■ **GOAL OF THE EXERCISE**
Output the data below in full, byte for byte. Nothing may differ.

[start of MATERIAL PROVIDED]

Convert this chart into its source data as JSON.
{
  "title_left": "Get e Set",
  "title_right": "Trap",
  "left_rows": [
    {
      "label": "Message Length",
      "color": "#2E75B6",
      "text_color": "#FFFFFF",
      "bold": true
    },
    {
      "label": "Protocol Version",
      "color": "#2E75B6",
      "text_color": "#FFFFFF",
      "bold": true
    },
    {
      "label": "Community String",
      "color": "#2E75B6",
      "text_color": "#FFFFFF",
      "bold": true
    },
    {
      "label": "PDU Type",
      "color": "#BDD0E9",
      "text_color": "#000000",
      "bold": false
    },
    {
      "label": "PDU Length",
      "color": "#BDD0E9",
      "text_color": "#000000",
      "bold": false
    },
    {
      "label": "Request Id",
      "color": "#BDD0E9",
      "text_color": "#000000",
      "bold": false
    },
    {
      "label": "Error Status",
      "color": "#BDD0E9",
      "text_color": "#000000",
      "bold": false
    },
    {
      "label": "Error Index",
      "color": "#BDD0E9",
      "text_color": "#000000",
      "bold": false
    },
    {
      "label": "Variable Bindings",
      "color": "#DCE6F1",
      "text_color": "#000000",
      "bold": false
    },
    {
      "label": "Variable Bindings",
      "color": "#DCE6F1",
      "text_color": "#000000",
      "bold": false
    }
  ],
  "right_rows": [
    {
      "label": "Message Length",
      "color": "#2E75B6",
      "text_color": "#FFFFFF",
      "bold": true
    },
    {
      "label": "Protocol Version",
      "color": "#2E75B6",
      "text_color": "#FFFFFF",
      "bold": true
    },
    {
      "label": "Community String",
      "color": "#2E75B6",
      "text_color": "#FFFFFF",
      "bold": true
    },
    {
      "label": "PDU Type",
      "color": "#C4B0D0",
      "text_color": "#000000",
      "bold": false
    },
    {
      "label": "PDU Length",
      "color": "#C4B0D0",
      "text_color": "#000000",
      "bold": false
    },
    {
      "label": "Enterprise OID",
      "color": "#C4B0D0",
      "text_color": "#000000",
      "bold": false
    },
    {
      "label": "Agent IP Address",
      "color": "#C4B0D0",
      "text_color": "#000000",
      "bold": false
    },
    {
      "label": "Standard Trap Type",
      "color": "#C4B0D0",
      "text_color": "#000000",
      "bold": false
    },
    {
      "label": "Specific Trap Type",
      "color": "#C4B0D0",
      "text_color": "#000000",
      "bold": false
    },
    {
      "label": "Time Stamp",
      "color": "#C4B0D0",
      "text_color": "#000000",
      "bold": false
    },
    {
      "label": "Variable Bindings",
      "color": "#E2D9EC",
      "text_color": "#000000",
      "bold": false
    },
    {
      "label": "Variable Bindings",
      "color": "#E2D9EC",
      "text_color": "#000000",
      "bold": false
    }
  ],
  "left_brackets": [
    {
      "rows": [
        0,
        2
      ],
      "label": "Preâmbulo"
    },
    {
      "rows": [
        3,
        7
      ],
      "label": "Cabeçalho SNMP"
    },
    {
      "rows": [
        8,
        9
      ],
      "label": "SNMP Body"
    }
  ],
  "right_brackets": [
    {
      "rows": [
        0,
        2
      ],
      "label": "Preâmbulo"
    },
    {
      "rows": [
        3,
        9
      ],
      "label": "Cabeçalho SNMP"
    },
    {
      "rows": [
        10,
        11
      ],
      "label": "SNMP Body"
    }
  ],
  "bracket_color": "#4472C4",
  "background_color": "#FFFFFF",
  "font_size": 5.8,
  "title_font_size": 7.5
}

[end of MATERIAL PROVIDED]

■ **TASK RESULT**
Convert this chart into its source data as JSON.
{
  "title_left": "Get e Set",
  "title_right": "Trap",
  "left_rows": [
    {
      "label": "Message Length",
      "color": "#2E75B6",
      "text_color": "#FFFFFF",
      "bold": true
    },
    {
      "label": "Protocol Version",
      "color": "#2E75B6",
      "text_color": "#FFFFFF",
      "bold": true
    },
    {
      "label": "Community String",
      "color": "#2E75B6",
      "text_color": "#FFFFFF",
      "bold": true
    },
    {
      "label": "PDU Type",
      "color": "#BDD0E9",
      "text_color": "#000000",
      "bold": false
    },
    {
      "label": "PDU Length",
      "color": "#BDD0E9",
      "text_color": "#000000",
      "bold": false
    },
    {
      "label": "Request Id",
      "color": "#BDD0E9",
      "text_color": "#000000",
      "bold": false
    },
    {
      "label": "Error Status",
      "color": "#BDD0E9",
      "text_color": "#000000",
      "bold": false
    },
    {
      "label": "Error Index",
      "color": "#BDD0E9",
      "text_color": "#000000",
      "bold": false
    },
    {
      "label": "Variable Bindings",
      "color": "#DCE6F1",
      "text_color": "#000000",
      "bold": false
    },
    {
      "label": "Variable Bindings",
      "color": "#DCE6F1",
      "text_color": "#000000",
      "bold": false
    }
  ],
  "right_rows": [
    {
      "label": "Message Length",
      "color": "#2E75B6",
      "text_color": "#FFFFFF",
      "bold": true
    },
    {
      "label": "Protocol Version",
      "color": "#2E75B6",
      "text_color": "#FFFFFF",
      "bold": true
    },
    {
      "label": "Community String",
      "color": "#2E75B6",
      "text_color": "#FFFFFF",
      "bold": true
    },
    {
      "label": "PDU Type",
      "color": "#C4B0D0",
      "text_color": "#000000",
      "bold": false
    },
    {
      "label": "PDU Length",
      "color": "#C4B0D0",
      "text_color": "#000000",
      "bold": false
    },
    {
      "label": "Enterprise OID",
      "color": "#C4B0D0",
      "text_color": "#000000",
      "bold": false
    },
    {
      "label": "Agent IP Address",
      "color": "#C4B0D0",
      "text_color": "#000000",
      "bold": false
    },
    {
      "label": "Standard Trap Type",
      "color": "#C4B0D0",
      "text_color": "#000000",
      "bold": false
    },
    {
      "label": "Specific Trap Type",
      "color": "#C4B0D0",
      "text_color": "#000000",
      "bold": false
    },
    {
      "label": "Time Stamp",
      "color": "#C4B0D0",
      "text_color": "#000000",
      "bold": false
    },
    {
      "label": "Variable Bindings",
      "color": "#E2D9EC",
      "text_color": "#000000",
      "bold": false
    },
    {
      "label": "Variable Bindings",
      "color": "#E2D9EC",
      "text_color": "#000000",
      "bold": false
    }
  ],
  "left_brackets": [
    {
      "rows": [
        0,
        2
      ],
      "label": "Preâmbulo"
    },
    {
      "rows": [
        3,
        7
      ],
      "label": "Cabeçalho SNMP"
    },
    {
      "rows": [
        8,
        9
      ],
      "label": "SNMP Body"
    }
  ],
  "right_brackets": [
    {
      "rows": [
        0,
        2
      ],
      "label": "Preâmbulo"
    },
    {
      "rows": [
        3,
        9
      ],
      "label": "Cabeçalho SNMP"
    },
    {
      "rows": [
        10,
        11
      ],
      "label": "SNMP Body"
    }
  ],
  "bracket_color": "#4472C4",
  "background_color": "#FFFFFF",
  "font_size": 5.8,
  "title_font_size": 7.5
}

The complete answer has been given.